Challenge>
Give the number of lines that contain the string "правонарушениях", and nothing else.
---------- Provided entries
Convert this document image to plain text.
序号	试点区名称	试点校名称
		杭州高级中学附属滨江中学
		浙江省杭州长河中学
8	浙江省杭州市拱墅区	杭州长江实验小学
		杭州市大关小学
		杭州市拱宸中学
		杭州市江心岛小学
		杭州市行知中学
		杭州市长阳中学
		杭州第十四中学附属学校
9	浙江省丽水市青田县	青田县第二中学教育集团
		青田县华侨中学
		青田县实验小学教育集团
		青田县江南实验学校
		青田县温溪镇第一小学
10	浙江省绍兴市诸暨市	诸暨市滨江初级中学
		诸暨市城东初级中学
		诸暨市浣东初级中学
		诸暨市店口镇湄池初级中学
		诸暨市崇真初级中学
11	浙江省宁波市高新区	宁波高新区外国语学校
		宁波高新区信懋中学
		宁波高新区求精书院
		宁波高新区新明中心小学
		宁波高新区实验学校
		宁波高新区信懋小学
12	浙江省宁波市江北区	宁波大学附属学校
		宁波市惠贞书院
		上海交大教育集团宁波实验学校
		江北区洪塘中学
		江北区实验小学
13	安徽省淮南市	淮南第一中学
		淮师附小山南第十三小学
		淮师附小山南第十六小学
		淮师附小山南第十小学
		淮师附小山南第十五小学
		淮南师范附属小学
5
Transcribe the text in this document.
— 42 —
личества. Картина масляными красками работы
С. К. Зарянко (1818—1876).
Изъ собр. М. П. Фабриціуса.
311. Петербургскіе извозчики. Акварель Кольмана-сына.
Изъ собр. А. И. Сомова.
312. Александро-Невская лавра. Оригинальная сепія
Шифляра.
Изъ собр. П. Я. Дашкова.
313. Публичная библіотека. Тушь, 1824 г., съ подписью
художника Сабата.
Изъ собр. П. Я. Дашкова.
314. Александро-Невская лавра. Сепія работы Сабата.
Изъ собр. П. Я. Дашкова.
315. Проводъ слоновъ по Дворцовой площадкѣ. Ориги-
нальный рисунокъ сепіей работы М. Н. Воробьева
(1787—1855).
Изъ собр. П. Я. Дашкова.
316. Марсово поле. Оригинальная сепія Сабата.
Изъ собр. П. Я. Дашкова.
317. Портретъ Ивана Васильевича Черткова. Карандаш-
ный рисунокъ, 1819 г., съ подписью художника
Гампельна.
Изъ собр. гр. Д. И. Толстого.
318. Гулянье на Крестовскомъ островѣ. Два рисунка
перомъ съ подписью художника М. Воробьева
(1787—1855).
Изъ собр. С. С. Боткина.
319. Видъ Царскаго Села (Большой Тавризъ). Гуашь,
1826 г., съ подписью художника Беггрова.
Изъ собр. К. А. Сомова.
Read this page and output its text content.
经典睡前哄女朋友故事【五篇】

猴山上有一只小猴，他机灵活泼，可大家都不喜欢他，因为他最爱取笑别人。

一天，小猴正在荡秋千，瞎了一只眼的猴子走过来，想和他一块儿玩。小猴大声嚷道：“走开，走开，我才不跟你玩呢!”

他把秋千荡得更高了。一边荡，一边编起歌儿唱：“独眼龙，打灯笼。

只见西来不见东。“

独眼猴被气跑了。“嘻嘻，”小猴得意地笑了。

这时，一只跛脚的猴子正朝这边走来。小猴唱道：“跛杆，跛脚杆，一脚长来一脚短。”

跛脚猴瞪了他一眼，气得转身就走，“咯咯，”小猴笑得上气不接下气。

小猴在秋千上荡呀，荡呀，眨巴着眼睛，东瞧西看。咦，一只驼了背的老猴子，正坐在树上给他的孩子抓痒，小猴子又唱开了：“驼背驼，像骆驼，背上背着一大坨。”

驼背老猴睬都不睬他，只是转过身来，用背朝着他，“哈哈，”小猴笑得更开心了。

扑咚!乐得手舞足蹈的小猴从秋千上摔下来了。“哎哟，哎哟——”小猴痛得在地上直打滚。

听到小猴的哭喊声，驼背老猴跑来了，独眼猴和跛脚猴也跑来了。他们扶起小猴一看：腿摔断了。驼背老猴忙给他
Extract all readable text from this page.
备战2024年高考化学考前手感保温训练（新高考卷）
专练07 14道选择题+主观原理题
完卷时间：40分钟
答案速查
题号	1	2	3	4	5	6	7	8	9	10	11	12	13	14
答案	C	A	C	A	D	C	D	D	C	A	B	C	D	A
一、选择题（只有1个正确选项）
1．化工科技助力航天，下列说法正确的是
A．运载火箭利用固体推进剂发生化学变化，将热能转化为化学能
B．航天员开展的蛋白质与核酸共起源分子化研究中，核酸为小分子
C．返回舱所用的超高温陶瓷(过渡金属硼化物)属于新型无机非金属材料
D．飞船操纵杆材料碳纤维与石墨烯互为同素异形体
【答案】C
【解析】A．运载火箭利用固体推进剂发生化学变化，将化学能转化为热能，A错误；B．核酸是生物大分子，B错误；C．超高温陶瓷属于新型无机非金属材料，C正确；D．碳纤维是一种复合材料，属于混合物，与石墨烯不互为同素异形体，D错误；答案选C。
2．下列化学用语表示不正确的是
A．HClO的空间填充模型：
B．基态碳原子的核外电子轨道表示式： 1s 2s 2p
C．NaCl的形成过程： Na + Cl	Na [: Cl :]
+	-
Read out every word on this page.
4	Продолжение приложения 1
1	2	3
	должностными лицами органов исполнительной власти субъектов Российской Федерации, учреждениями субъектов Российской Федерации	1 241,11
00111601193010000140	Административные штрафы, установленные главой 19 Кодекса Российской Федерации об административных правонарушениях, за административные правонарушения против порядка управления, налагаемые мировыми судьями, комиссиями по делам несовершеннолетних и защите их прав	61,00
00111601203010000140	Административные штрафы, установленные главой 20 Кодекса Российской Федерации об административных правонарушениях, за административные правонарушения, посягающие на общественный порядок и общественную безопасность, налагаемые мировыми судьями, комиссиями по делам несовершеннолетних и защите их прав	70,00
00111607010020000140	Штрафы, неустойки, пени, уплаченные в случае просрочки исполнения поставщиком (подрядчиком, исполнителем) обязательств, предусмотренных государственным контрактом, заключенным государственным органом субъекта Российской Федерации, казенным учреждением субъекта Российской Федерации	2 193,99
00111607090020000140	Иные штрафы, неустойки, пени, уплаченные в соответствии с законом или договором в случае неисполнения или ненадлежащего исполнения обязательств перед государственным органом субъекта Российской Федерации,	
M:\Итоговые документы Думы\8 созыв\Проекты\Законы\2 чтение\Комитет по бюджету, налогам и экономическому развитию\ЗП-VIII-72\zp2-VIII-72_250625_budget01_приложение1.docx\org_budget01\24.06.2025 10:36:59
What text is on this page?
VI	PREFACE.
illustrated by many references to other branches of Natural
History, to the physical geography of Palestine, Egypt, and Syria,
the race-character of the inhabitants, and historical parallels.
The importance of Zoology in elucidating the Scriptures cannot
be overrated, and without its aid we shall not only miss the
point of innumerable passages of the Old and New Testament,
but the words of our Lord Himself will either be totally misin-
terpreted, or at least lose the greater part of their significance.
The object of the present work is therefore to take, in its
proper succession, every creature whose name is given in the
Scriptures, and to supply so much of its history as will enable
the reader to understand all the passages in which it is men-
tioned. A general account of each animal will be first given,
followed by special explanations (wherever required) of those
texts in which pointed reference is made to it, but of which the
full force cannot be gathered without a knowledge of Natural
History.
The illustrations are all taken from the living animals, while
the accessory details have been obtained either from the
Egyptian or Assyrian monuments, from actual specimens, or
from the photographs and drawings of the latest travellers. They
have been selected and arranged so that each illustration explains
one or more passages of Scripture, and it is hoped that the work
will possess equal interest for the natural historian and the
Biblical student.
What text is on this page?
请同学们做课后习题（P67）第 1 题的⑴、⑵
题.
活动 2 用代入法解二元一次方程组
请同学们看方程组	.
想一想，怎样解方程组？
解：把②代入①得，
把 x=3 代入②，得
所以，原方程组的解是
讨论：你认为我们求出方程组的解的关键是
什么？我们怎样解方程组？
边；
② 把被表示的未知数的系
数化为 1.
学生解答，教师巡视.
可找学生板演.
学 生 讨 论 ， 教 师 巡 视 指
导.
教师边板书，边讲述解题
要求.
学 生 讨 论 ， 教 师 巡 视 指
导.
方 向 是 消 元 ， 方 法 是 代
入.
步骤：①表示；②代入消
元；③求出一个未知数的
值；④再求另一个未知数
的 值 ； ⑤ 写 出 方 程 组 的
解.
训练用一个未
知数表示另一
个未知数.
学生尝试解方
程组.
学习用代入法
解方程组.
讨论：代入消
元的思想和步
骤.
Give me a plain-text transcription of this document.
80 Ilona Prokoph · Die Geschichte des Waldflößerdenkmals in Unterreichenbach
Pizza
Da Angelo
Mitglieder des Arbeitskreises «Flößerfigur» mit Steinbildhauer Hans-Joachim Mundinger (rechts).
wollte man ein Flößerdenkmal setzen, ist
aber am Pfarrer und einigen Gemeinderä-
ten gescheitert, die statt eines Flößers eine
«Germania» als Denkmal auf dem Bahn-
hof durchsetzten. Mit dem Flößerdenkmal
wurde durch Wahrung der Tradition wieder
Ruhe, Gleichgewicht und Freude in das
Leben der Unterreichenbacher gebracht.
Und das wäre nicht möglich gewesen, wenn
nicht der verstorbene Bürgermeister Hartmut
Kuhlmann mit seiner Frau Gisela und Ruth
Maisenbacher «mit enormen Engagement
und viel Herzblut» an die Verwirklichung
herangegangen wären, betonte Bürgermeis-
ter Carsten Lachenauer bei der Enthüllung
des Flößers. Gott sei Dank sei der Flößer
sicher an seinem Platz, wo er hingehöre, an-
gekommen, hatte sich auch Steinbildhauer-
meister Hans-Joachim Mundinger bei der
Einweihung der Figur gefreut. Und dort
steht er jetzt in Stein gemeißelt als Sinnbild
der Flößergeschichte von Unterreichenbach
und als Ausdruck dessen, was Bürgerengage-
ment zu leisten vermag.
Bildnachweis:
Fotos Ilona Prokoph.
--------------------
Correct output>
2